TASK DESCRIPTION:
From the listing below, extract each entry exactly as written, minus the images.

SUPPLIED MATERIAL:
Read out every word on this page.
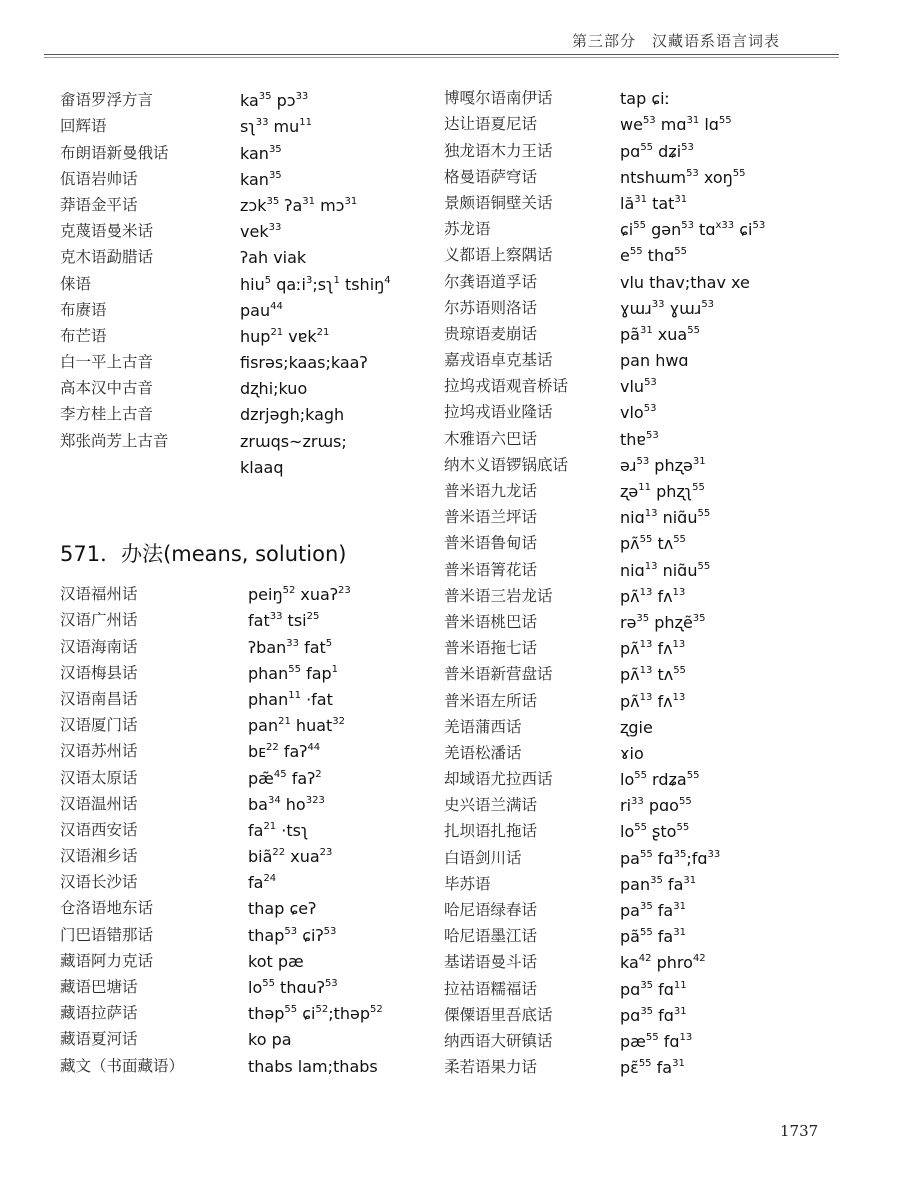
第三部分　汉藏语系语言词表
畲语罗浮方言	$ka^{35}$ pɔ$^{33}$
回辉语	sʅ$^{33}$ $mu^{11}$
布朗语新曼俄话	kan$^{35}$
佤语岩帅话	kan$^{35}$
莽语金平话	zɔk$^{35}$ ʔa$^{31}$ mɔ$^{31}$
克蔑语曼米话	vek$^{33}$
克木语勐腊话	ʔah viak
俫语	hiu$^5$ qaːi$^3$;sʅ$^1$ tshiŋ$^4$
布赓语	pau$^{44}$
布芒语	hup$^{21}$ vɐk$^{21}$
白一平上古音	fisrəs;kaas;kaaʔ
高本汉中古音	dʐhi;kuo
李方桂上古音	dzrjəgh;kagh
郑张尚芳上古音	zrɯqs~zrɯs;
klaaq
571．办法(means, solution)
汉语福州话	peiŋ$^{52}$ xuaʔ$^{23}$
汉语广州话	fat$^{33}$ tsi$^{25}$
汉语海南话	ʔban$^{33}$ fat$^5$
汉语梅县话	phan$^{55}$ fap$^1$
汉语南昌话	phan$^{11}$ ·fat
汉语厦门话	pan$^{21}$ huat$^{32}$
汉语苏州话	bᴇ$^{22}$ faʔ$^{44}$
汉语太原话	pæ̃$^{45}$ faʔ$^2$
汉语温州话	$ba^{34}$ $ho^{323}$
汉语西安话	$fa^{21}$ ·tsʅ
汉语湘乡话	biã$^{22}$ xua$^{23}$
汉语长沙话	$fa^{24}$
仓洛语地东话	thap ɕeʔ
门巴语错那话	thap$^{53}$ ɕiʔ$^{53}$
藏语阿力克话	kot pæ
藏语巴塘话	$lo^{55}$ thɑuʔ$^{53}$
藏语拉萨话	thəp$^{55}$ ɕi$^{52}$;thəp$^{52}$
藏语夏河话	ko pa
藏文（书面藏语）	thabs lam;thabs
博嘎尔语南伊话	tap ɕiː
达让语夏尼话	$we^{53}$ mɑ$^{31}$ lɑ$^{55}$
独龙语木力王话	pɑ$^{55}$ dʑi$^{53}$
格曼语萨穹话	ntshɯm$^{53}$ xoŋ$^{55}$
景颇语铜壁关话	$lă^{31}$ tat$^{31}$
苏龙语	ɕi$^{55}$ gən$^{53}$ tɑ$^{x33}$ ɕi$^{53}$
义都语上察隅话	$e^{55}$ thɑ$^{55}$
尔龚语道孚话	vlu thav;thav xe
尔苏语则洛话	ɣɯɹ$^{33}$ ɣɯɹ$^{53}$
贵琼语麦崩话	$pã^{31}$ xua$^{55}$
嘉戎语卓克基话	pan hwɑ
拉坞戎语观音桥话	vlu$^{53}$
拉坞戎语业隆话	vlo$^{53}$
木雅语六巴话	thɐ$^{53}$
纳木义语锣锅底话	əɹ$^{53}$ phʐə$^{31}$
普米语九龙话	ʐə$^{11}$ phʐʅ$^{55}$
普米语兰坪话	niɑ$^{13}$ $niɑ̃u^{55}$
普米语鲁甸话	pʌ̃$^{55}$ tʌ$^{55}$
普米语箐花话	niɑ$^{13}$ $niɑ̃u^{55}$
普米语三岩龙话	pʌ̃$^{13}$ fʌ$^{13}$
普米语桃巴话	rə$^{35}$ phʐẽ$^{35}$
普米语拖七话	pʌ̃$^{13}$ fʌ$^{13}$
普米语新营盘话	pʌ̃$^{13}$ tʌ$^{55}$
普米语左所话	pʌ̃$^{13}$ fʌ$^{13}$
羌语蒲西话	ʐgie
羌语松潘话	ɤio
却域语尤拉西话	$lo^{55}$ rdʑa$^{55}$
史兴语兰满话	$ri^{33}$ pɑo$^{55}$
扎坝语扎拖话	$lo^{55}$ ʂto$^{55}$
白语剑川话	$pa^{55}$ fɑ$^{35}$;fɑ$^{33}$
毕苏语	pan$^{35}$ $fa^{31}$
哈尼语绿春话	$pa^{35}$ $fa^{31}$
哈尼语墨江话	$pã^{55}$ $fa^{31}$
基诺语曼斗话	$ka^{42}$ phro$^{42}$
拉祜语糯福话	pɑ$^{35}$ fɑ$^{11}$
傈僳语里吾底话	pɑ$^{35}$ fɑ$^{31}$
纳西语大研镇话	$pæ^{55}$ fɑ$^{13}$
柔若语果力话	pɛ̃$^{55}$ $fa^{31}$
1737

SOLUTION TO THE EXERCISE:
Read out every word on this page.
第三部分　汉藏语系语言词表
畲语罗浮方言	$ka^{35}$ pɔ$^{33}$
回辉语	sʅ$^{33}$ $mu^{11}$
布朗语新曼俄话	kan$^{35}$
佤语岩帅话	kan$^{35}$
莽语金平话	zɔk$^{35}$ ʔa$^{31}$ mɔ$^{31}$
克蔑语曼米话	vek$^{33}$
克木语勐腊话	ʔah viak
俫语	hiu$^5$ qaːi$^3$;sʅ$^1$ tshiŋ$^4$
布赓语	pau$^{44}$
布芒语	hup$^{21}$ vɐk$^{21}$
白一平上古音	fisrəs;kaas;kaaʔ
高本汉中古音	dʐhi;kuo
李方桂上古音	dzrjəgh;kagh
郑张尚芳上古音	zrɯqs~zrɯs;
klaaq
571．办法(means, solution)
汉语福州话	peiŋ$^{52}$ xuaʔ$^{23}$
汉语广州话	fat$^{33}$ tsi$^{25}$
汉语海南话	ʔban$^{33}$ fat$^5$
汉语梅县话	phan$^{55}$ fap$^1$
汉语南昌话	phan$^{11}$ ·fat
汉语厦门话	pan$^{21}$ huat$^{32}$
汉语苏州话	bᴇ$^{22}$ faʔ$^{44}$
汉语太原话	pæ̃$^{45}$ faʔ$^2$
汉语温州话	$ba^{34}$ $ho^{323}$
汉语西安话	$fa^{21}$ ·tsʅ
汉语湘乡话	biã$^{22}$ xua$^{23}$
汉语长沙话	$fa^{24}$
仓洛语地东话	thap ɕeʔ
门巴语错那话	thap$^{53}$ ɕiʔ$^{53}$
藏语阿力克话	kot pæ
藏语巴塘话	$lo^{55}$ thɑuʔ$^{53}$
藏语拉萨话	thəp$^{55}$ ɕi$^{52}$;thəp$^{52}$
藏语夏河话	ko pa
藏文（书面藏语）	thabs lam;thabs
博嘎尔语南伊话	tap ɕiː
达让语夏尼话	$we^{53}$ mɑ$^{31}$ lɑ$^{55}$
独龙语木力王话	pɑ$^{55}$ dʑi$^{53}$
格曼语萨穹话	ntshɯm$^{53}$ xoŋ$^{55}$
景颇语铜壁关话	$lă^{31}$ tat$^{31}$
苏龙语	ɕi$^{55}$ gən$^{53}$ tɑ$^{x33}$ ɕi$^{53}$
义都语上察隅话	$e^{55}$ thɑ$^{55}$
尔龚语道孚话	vlu thav;thav xe
尔苏语则洛话	ɣɯɹ$^{33}$ ɣɯɹ$^{53}$
贵琼语麦崩话	$pã^{31}$ xua$^{55}$
嘉戎语卓克基话	pan hwɑ
拉坞戎语观音桥话	vlu$^{53}$
拉坞戎语业隆话	vlo$^{53}$
木雅语六巴话	thɐ$^{53}$
纳木义语锣锅底话	əɹ$^{53}$ phʐə$^{31}$
普米语九龙话	ʐə$^{11}$ phʐʅ$^{55}$
普米语兰坪话	niɑ$^{13}$ $niɑ̃u^{55}$
普米语鲁甸话	pʌ̃$^{55}$ tʌ$^{55}$
普米语箐花话	niɑ$^{13}$ $niɑ̃u^{55}$
普米语三岩龙话	pʌ̃$^{13}$ fʌ$^{13}$
普米语桃巴话	rə$^{35}$ phʐẽ$^{35}$
普米语拖七话	pʌ̃$^{13}$ fʌ$^{13}$
普米语新营盘话	pʌ̃$^{13}$ tʌ$^{55}$
普米语左所话	pʌ̃$^{13}$ fʌ$^{13}$
羌语蒲西话	ʐgie
羌语松潘话	ɤio
却域语尤拉西话	$lo^{55}$ rdʑa$^{55}$
史兴语兰满话	$ri^{33}$ pɑo$^{55}$
扎坝语扎拖话	$lo^{55}$ ʂto$^{55}$
白语剑川话	$pa^{55}$ fɑ$^{35}$;fɑ$^{33}$
毕苏语	pan$^{35}$ $fa^{31}$
哈尼语绿春话	$pa^{35}$ $fa^{31}$
哈尼语墨江话	$pã^{55}$ $fa^{31}$
基诺语曼斗话	$ka^{42}$ phro$^{42}$
拉祜语糯福话	pɑ$^{35}$ fɑ$^{11}$
傈僳语里吾底话	pɑ$^{35}$ fɑ$^{31}$
纳西语大研镇话	$pæ^{55}$ fɑ$^{13}$
柔若语果力话	pɛ̃$^{55}$ $fa^{31}$
1737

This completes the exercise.